Set problem:
Print out the material that follows word for word.

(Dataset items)
-*-*-
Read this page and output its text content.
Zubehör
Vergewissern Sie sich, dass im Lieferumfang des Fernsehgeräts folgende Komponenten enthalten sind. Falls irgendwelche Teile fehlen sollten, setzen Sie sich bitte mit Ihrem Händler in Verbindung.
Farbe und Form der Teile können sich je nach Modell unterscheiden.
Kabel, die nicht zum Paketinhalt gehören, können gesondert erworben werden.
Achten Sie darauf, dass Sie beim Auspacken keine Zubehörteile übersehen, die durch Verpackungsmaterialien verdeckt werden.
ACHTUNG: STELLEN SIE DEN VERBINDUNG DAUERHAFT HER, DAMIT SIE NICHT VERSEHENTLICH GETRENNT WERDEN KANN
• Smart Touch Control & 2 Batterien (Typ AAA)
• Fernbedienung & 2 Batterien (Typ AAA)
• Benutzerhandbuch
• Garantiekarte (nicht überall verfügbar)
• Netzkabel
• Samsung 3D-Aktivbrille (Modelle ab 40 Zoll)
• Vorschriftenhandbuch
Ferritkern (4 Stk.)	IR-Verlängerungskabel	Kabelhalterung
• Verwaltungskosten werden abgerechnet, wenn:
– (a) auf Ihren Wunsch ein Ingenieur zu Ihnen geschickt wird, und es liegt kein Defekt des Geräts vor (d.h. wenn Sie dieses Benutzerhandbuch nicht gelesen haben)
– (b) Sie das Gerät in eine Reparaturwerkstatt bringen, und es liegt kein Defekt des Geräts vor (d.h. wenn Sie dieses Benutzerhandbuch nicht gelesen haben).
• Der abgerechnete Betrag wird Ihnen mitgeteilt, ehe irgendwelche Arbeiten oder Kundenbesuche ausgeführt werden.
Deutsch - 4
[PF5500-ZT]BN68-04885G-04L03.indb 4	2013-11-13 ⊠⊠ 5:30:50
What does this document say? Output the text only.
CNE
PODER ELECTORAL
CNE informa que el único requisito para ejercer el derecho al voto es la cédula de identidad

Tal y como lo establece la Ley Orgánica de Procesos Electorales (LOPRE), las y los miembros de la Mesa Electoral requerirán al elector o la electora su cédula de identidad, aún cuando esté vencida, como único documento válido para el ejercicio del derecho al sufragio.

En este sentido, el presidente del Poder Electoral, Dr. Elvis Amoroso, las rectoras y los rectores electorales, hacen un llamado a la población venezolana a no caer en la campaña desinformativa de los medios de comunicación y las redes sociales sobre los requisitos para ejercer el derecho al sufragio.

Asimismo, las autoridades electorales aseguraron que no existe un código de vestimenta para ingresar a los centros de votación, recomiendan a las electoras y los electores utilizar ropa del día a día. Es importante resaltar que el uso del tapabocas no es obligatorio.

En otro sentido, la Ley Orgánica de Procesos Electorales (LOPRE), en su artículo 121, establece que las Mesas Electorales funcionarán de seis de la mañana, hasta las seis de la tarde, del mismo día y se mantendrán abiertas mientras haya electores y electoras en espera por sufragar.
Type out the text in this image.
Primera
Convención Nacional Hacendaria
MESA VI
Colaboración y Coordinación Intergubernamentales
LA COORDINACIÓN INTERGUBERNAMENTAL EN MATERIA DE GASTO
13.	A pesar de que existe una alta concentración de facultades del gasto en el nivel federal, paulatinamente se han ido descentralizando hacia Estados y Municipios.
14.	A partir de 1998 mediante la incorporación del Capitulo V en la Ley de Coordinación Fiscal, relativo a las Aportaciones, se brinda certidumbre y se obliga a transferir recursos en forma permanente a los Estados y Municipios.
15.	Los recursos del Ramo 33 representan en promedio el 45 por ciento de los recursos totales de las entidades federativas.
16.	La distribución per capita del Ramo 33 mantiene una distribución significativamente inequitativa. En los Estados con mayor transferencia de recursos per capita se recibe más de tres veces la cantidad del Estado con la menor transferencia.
-*-*-
Finished answer:
Read this page and output its text content.
Zubehör
Vergewissern Sie sich, dass im Lieferumfang des Fernsehgeräts folgende Komponenten enthalten sind. Falls irgendwelche Teile fehlen sollten, setzen Sie sich bitte mit Ihrem Händler in Verbindung.
Farbe und Form der Teile können sich je nach Modell unterscheiden.
Kabel, die nicht zum Paketinhalt gehören, können gesondert erworben werden.
Achten Sie darauf, dass Sie beim Auspacken keine Zubehörteile übersehen, die durch Verpackungsmaterialien verdeckt werden.
ACHTUNG: STELLEN SIE DEN VERBINDUNG DAUERHAFT HER, DAMIT SIE NICHT VERSEHENTLICH GETRENNT WERDEN KANN
• Smart Touch Control & 2 Batterien (Typ AAA)
• Fernbedienung & 2 Batterien (Typ AAA)
• Benutzerhandbuch
• Garantiekarte (nicht überall verfügbar)
• Netzkabel
• Samsung 3D-Aktivbrille (Modelle ab 40 Zoll)
• Vorschriftenhandbuch
Ferritkern (4 Stk.)	IR-Verlängerungskabel	Kabelhalterung
• Verwaltungskosten werden abgerechnet, wenn:
– (a) auf Ihren Wunsch ein Ingenieur zu Ihnen geschickt wird, und es liegt kein Defekt des Geräts vor (d.h. wenn Sie dieses Benutzerhandbuch nicht gelesen haben)
– (b) Sie das Gerät in eine Reparaturwerkstatt bringen, und es liegt kein Defekt des Geräts vor (d.h. wenn Sie dieses Benutzerhandbuch nicht gelesen haben).
• Der abgerechnete Betrag wird Ihnen mitgeteilt, ehe irgendwelche Arbeiten oder Kundenbesuche ausgeführt werden.
Deutsch - 4
[PF5500-ZT]BN68-04885G-04L03.indb 4	2013-11-13 ⊠⊠ 5:30:50
What does this document say? Output the text only.
CNE
PODER ELECTORAL
CNE informa que el único requisito para ejercer el derecho al voto es la cédula de identidad

Tal y como lo establece la Ley Orgánica de Procesos Electorales (LOPRE), las y los miembros de la Mesa Electoral requerirán al elector o la electora su cédula de identidad, aún cuando esté vencida, como único documento válido para el ejercicio del derecho al sufragio.

En este sentido, el presidente del Poder Electoral, Dr. Elvis Amoroso, las rectoras y los rectores electorales, hacen un llamado a la población venezolana a no caer en la campaña desinformativa de los medios de comunicación y las redes sociales sobre los requisitos para ejercer el derecho al sufragio.

Asimismo, las autoridades electorales aseguraron que no existe un código de vestimenta para ingresar a los centros de votación, recomiendan a las electoras y los electores utilizar ropa del día a día. Es importante resaltar que el uso del tapabocas no es obligatorio.

En otro sentido, la Ley Orgánica de Procesos Electorales (LOPRE), en su artículo 121, establece que las Mesas Electorales funcionarán de seis de la mañana, hasta las seis de la tarde, del mismo día y se mantendrán abiertas mientras haya electores y electoras en espera por sufragar.
Type out the text in this image.
Primera
Convención Nacional Hacendaria
MESA VI
Colaboración y Coordinación Intergubernamentales
LA COORDINACIÓN INTERGUBERNAMENTAL EN MATERIA DE GASTO
13.	A pesar de que existe una alta concentración de facultades del gasto en el nivel federal, paulatinamente se han ido descentralizando hacia Estados y Municipios.
14.	A partir de 1998 mediante la incorporación del Capitulo V en la Ley de Coordinación Fiscal, relativo a las Aportaciones, se brinda certidumbre y se obliga a transferir recursos en forma permanente a los Estados y Municipios.
15.	Los recursos del Ramo 33 representan en promedio el 45 por ciento de los recursos totales de las entidades federativas.
16.	La distribución per capita del Ramo 33 mantiene una distribución significativamente inequitativa. En los Estados con mayor transferencia de recursos per capita se recibe más de tres veces la cantidad del Estado con la menor transferencia.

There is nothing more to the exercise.